To do:
Scan the records and identify every line in which the string "powers" occurs, then return those lines.

┄┄┄┄┄┄┄┄┄┄┄┄┄┄┄┄┄┄┄┄

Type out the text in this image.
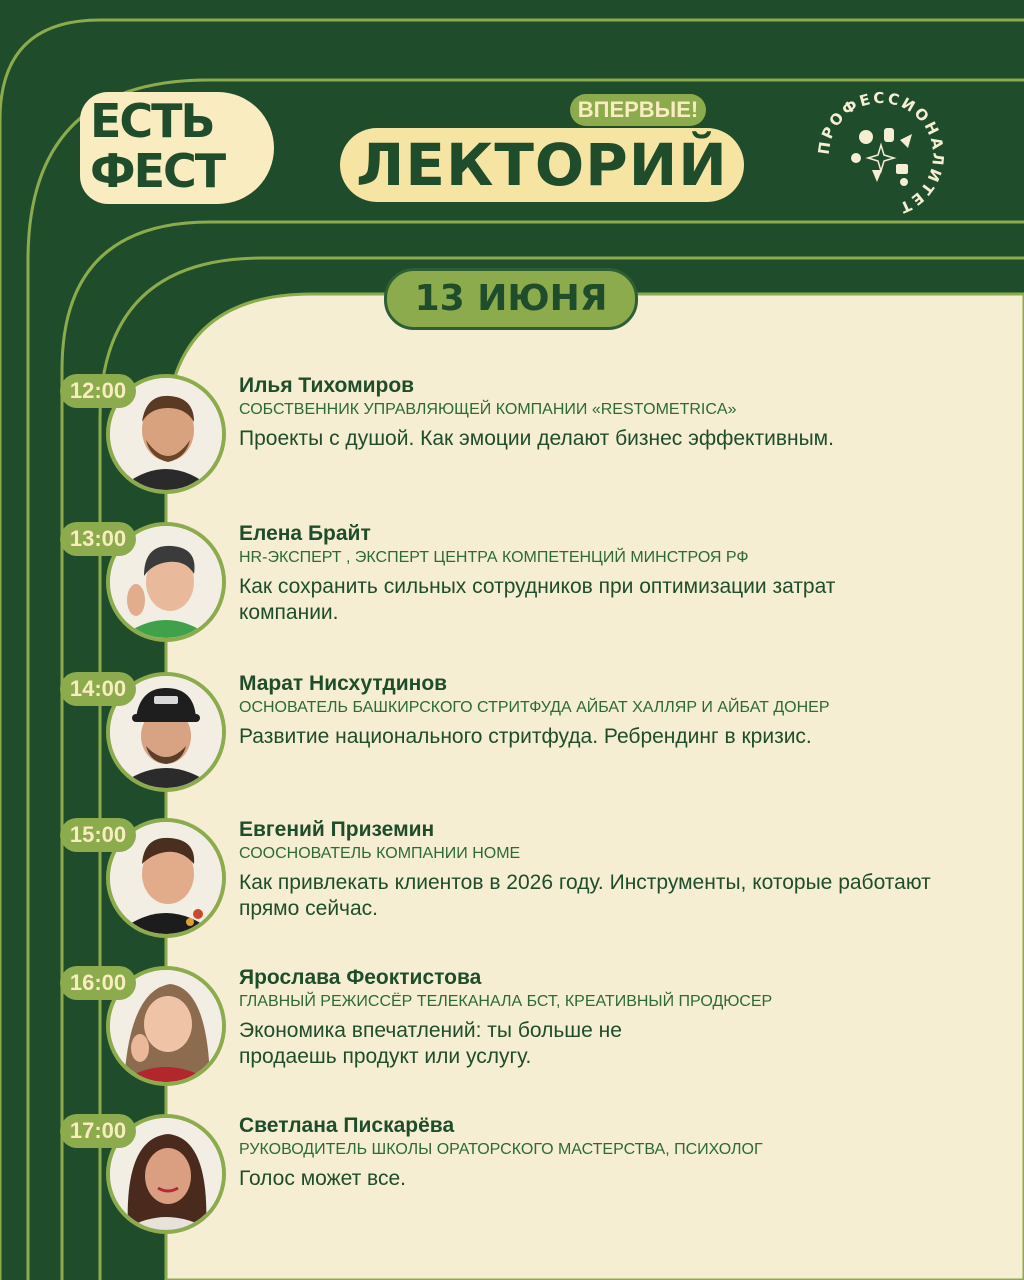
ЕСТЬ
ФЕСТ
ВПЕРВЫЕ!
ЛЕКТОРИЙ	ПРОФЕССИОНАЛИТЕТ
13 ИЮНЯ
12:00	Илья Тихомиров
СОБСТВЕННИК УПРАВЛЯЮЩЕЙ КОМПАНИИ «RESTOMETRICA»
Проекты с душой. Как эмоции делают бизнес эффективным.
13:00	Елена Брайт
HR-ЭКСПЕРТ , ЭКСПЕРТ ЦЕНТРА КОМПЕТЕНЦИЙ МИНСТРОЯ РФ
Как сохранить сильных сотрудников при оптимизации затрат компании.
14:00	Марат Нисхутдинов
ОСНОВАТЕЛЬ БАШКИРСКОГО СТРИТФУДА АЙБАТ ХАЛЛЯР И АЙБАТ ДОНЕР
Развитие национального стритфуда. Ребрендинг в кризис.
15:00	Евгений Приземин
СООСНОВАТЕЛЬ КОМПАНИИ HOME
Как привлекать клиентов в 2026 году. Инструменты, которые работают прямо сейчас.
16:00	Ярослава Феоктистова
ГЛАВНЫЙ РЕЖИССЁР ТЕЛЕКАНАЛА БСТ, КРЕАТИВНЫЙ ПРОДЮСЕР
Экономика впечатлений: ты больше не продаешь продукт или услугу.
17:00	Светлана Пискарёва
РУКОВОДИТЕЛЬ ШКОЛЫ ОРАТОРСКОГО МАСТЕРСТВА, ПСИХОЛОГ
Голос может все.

┄┄┄┄┄┄┄┄┄┄┄┄┄┄┄┄┄┄┄┄

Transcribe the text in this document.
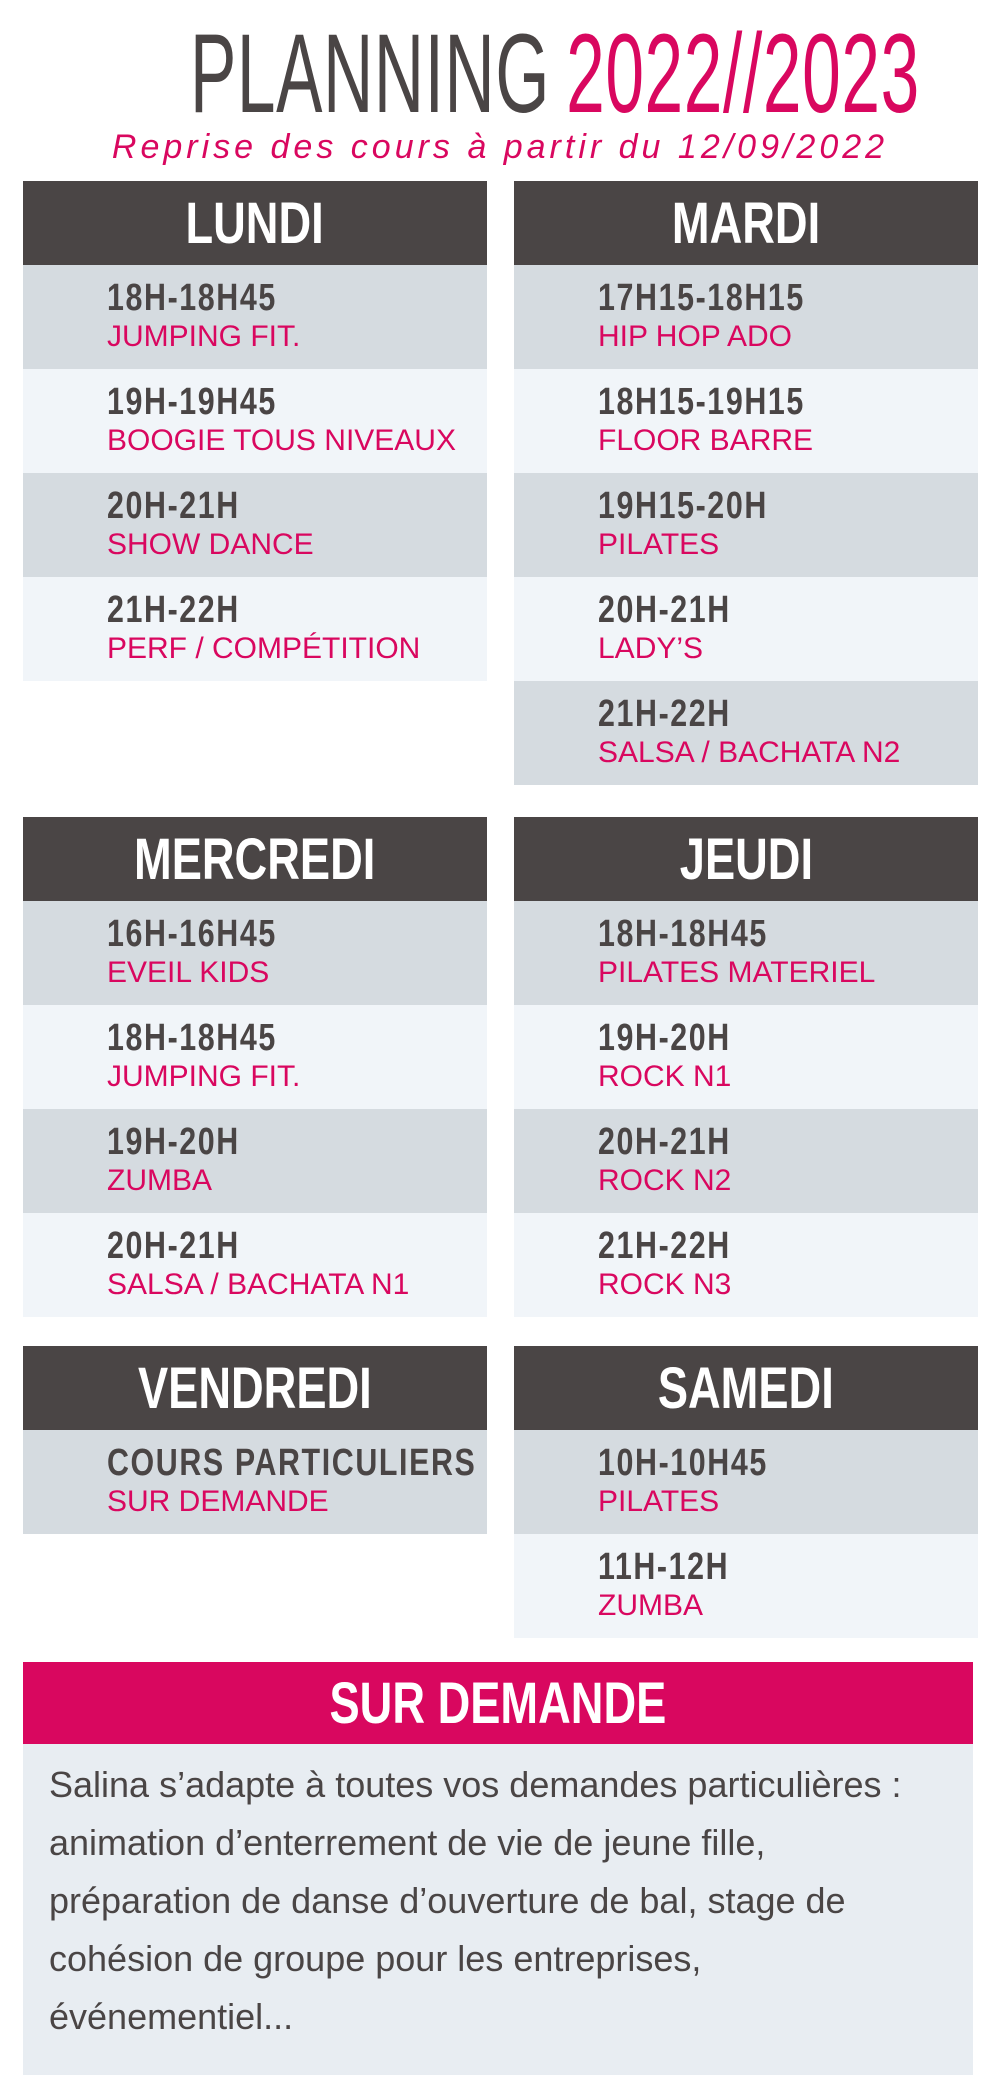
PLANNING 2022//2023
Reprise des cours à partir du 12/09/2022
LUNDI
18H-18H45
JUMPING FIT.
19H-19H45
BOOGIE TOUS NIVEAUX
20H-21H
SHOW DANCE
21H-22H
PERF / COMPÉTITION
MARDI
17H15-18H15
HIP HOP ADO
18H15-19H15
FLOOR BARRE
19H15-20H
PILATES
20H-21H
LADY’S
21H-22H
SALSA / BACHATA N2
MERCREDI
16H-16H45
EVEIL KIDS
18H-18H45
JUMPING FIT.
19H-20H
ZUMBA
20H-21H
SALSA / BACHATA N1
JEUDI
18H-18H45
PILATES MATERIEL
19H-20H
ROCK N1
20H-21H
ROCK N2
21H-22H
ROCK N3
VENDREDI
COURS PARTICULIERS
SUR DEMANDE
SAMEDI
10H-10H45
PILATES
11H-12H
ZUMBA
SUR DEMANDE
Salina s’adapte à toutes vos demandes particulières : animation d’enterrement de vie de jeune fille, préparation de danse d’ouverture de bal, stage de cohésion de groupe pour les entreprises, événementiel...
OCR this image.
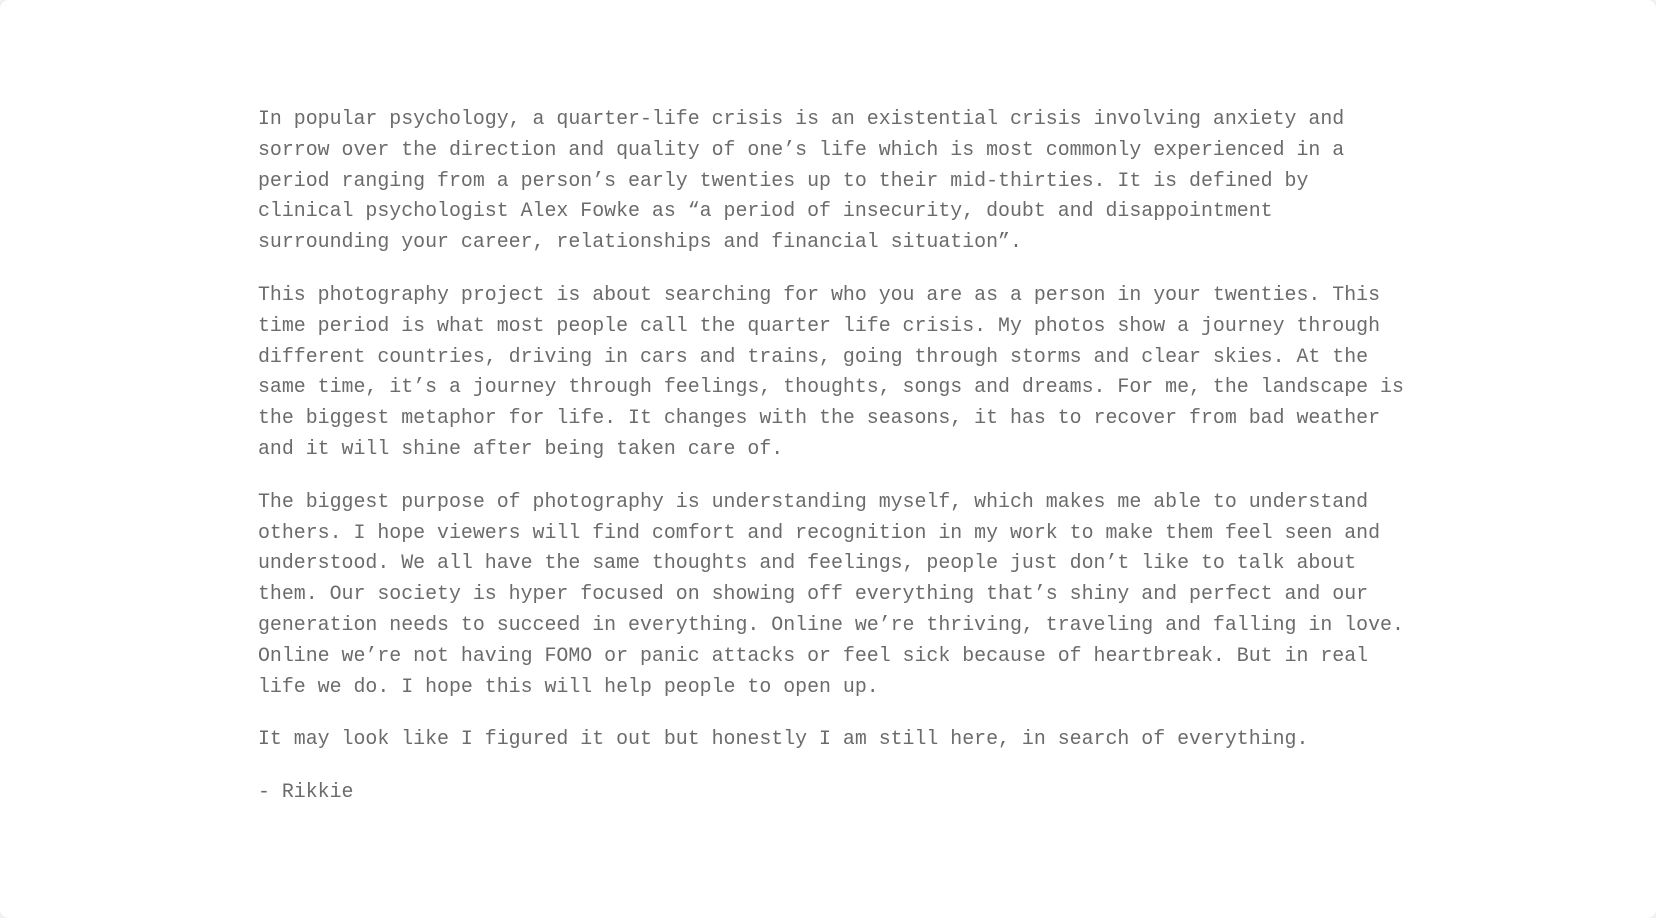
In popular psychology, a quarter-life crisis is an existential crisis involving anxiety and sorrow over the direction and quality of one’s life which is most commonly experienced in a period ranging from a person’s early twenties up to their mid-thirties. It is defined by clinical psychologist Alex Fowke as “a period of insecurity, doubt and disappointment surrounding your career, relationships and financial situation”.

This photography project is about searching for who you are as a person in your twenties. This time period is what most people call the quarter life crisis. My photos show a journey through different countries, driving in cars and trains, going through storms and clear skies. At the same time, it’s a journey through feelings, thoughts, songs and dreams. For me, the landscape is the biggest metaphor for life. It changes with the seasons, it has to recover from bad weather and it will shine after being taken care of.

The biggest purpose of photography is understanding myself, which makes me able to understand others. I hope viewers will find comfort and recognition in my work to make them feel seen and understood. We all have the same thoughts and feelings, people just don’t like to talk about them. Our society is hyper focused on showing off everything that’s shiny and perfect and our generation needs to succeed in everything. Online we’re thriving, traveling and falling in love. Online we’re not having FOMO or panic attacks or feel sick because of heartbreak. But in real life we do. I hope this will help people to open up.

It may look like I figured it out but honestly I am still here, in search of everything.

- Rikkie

┄┄┄┄┄┄┄┄┄┄┄┄┄┄┄┄┄┄┄┄

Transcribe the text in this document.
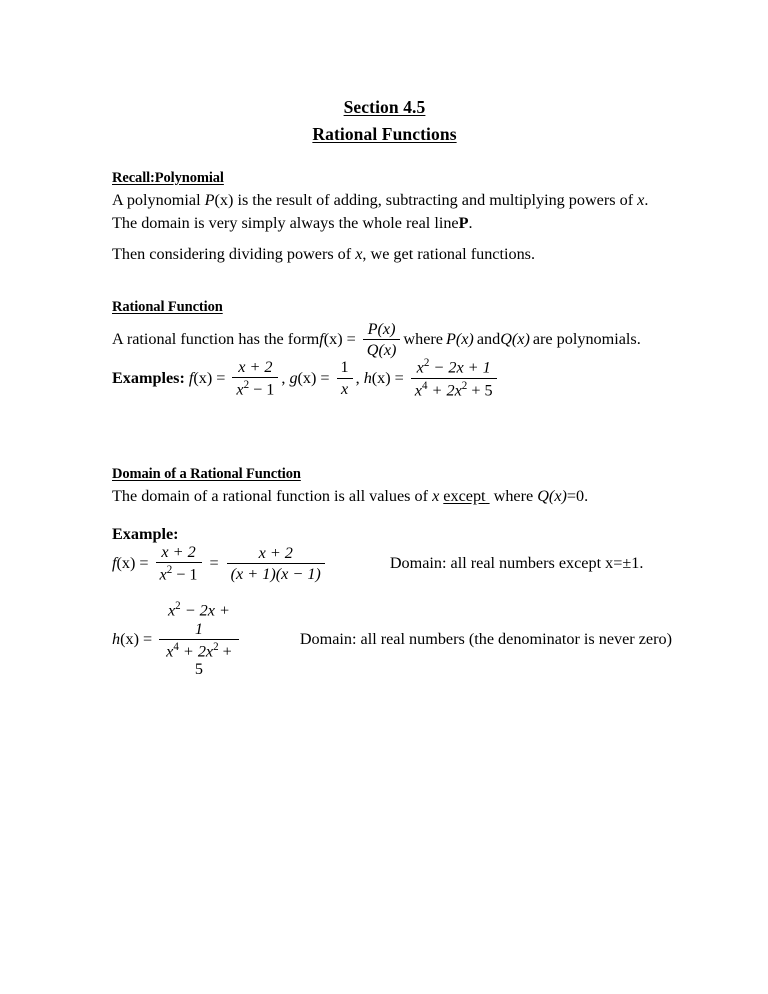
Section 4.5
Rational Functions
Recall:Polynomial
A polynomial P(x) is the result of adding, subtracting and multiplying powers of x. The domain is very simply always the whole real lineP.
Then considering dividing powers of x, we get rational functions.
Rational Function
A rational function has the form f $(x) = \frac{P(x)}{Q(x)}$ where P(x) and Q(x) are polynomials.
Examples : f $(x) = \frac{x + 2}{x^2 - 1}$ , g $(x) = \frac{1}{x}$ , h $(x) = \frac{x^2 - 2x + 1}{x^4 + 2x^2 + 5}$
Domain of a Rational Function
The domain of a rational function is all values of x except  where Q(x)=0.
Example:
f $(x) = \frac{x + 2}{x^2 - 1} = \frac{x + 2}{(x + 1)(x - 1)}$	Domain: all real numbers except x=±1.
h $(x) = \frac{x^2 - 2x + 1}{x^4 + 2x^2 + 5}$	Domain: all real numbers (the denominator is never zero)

┄┄┄┄┄┄┄┄┄┄┄┄┄┄┄┄┄┄┄┄

Written solution:
A polynomial P(x) is the result of adding, subtracting and multiplying powers of x. The domain is very simply always the whole real lineP.
Then considering dividing powers of x, we get rational functions.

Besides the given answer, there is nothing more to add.